**Given exercise:** Below are records; work out how many of their lines hold the string "plotly" and give that number alone.

(Source records)
--- BEGIN ---
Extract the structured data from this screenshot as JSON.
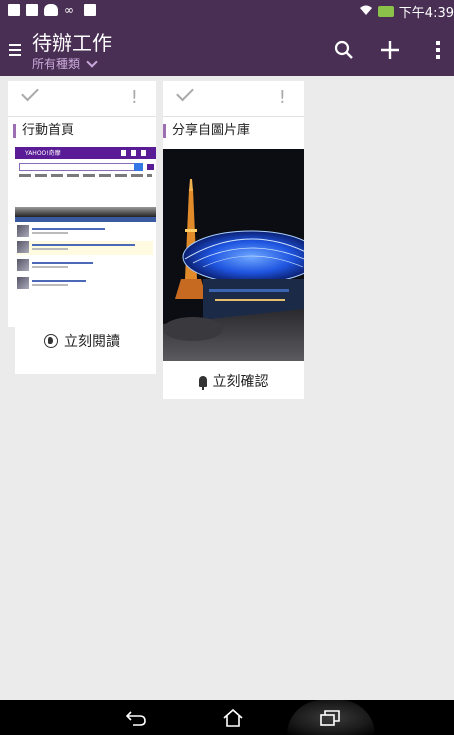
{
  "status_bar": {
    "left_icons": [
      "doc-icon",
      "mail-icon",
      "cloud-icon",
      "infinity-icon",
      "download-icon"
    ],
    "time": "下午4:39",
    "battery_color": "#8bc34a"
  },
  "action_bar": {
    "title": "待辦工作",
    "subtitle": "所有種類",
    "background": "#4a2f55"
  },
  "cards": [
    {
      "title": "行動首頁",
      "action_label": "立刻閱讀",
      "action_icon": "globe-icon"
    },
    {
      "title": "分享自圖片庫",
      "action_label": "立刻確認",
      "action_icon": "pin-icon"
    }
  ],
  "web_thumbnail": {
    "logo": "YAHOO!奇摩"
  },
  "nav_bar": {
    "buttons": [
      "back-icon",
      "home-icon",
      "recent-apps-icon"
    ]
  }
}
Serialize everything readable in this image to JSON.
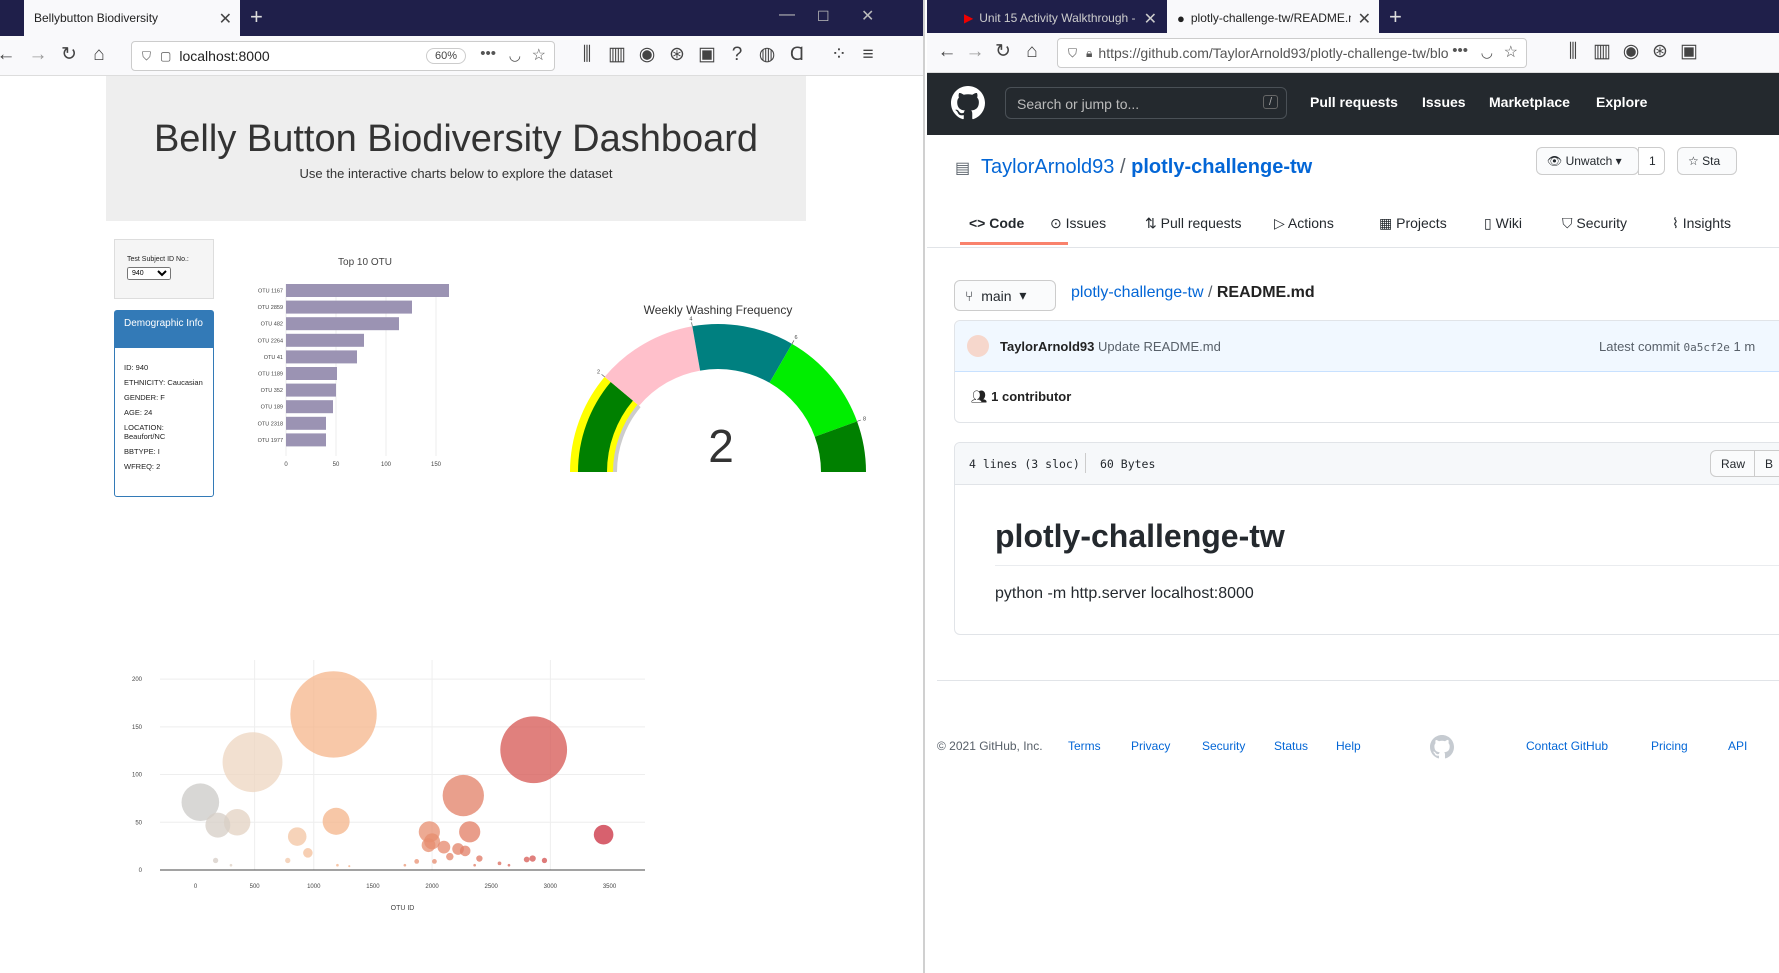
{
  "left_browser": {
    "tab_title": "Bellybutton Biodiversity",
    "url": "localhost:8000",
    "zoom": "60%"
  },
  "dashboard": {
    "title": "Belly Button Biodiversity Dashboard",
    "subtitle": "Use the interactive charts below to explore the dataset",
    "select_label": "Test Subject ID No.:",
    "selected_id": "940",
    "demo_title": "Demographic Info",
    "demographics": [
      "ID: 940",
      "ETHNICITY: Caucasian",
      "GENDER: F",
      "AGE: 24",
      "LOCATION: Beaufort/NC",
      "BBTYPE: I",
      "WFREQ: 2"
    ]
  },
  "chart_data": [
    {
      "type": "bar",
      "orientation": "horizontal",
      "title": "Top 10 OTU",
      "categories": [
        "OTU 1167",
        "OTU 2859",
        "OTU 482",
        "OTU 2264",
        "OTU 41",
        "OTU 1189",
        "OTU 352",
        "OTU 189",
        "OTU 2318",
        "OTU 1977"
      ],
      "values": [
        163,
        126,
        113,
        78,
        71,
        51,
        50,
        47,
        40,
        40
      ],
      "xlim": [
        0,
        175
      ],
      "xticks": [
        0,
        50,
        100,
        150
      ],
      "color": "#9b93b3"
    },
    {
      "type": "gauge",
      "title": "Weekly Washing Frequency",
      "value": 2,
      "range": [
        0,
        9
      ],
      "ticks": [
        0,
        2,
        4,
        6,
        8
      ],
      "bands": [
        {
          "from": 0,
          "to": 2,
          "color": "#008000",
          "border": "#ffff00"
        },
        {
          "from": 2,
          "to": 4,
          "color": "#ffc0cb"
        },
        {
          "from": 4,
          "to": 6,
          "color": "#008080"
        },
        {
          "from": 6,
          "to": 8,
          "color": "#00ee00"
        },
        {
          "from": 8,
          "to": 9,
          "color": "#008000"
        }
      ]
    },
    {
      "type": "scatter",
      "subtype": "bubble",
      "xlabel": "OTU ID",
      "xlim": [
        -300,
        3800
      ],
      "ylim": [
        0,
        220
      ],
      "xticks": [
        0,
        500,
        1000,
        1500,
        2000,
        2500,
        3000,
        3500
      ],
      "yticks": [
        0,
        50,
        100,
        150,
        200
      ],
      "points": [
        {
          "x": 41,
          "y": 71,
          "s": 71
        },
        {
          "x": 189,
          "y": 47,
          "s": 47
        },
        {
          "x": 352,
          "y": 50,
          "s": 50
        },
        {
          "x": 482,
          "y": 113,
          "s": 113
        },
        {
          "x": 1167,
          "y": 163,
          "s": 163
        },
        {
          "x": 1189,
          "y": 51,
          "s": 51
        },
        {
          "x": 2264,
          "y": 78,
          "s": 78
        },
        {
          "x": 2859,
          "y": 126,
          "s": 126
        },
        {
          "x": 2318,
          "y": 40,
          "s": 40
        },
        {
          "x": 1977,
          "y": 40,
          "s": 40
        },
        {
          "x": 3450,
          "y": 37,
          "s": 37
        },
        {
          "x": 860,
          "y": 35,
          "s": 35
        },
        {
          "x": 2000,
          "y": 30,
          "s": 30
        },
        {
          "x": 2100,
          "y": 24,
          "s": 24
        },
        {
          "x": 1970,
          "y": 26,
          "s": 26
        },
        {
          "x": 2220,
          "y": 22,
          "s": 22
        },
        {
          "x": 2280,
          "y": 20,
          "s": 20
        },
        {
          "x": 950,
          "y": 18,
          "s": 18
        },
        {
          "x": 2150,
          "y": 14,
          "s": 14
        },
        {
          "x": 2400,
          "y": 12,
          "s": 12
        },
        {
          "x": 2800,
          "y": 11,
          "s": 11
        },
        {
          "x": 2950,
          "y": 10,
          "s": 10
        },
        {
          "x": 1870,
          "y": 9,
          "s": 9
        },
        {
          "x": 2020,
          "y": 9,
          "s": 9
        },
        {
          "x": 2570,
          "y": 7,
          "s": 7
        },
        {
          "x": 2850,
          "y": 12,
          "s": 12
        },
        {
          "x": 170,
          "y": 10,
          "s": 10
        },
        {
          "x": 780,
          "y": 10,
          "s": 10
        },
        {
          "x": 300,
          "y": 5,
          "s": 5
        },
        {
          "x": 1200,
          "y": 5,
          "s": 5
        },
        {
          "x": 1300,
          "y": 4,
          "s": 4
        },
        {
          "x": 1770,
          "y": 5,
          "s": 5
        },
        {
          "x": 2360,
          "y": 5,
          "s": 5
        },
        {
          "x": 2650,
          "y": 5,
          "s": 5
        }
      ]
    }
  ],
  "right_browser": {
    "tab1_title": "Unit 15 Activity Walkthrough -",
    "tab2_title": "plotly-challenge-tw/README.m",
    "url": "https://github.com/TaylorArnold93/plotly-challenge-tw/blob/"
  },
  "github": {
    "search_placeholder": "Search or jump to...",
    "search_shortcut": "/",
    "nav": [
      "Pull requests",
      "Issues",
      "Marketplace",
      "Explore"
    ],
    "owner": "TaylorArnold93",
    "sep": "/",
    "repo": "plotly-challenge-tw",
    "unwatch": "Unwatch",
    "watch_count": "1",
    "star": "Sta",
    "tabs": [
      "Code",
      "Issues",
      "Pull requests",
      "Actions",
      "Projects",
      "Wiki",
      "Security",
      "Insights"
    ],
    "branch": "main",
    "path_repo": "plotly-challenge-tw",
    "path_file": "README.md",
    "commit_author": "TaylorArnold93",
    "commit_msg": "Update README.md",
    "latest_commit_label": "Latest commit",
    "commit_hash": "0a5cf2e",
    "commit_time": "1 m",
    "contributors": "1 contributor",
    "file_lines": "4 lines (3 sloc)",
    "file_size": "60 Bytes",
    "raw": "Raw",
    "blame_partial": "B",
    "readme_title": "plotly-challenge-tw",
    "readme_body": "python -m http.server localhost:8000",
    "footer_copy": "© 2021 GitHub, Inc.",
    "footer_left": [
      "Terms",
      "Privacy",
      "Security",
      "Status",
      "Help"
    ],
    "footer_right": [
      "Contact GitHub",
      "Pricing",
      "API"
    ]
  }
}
--- END ---
**Response to this task:** 5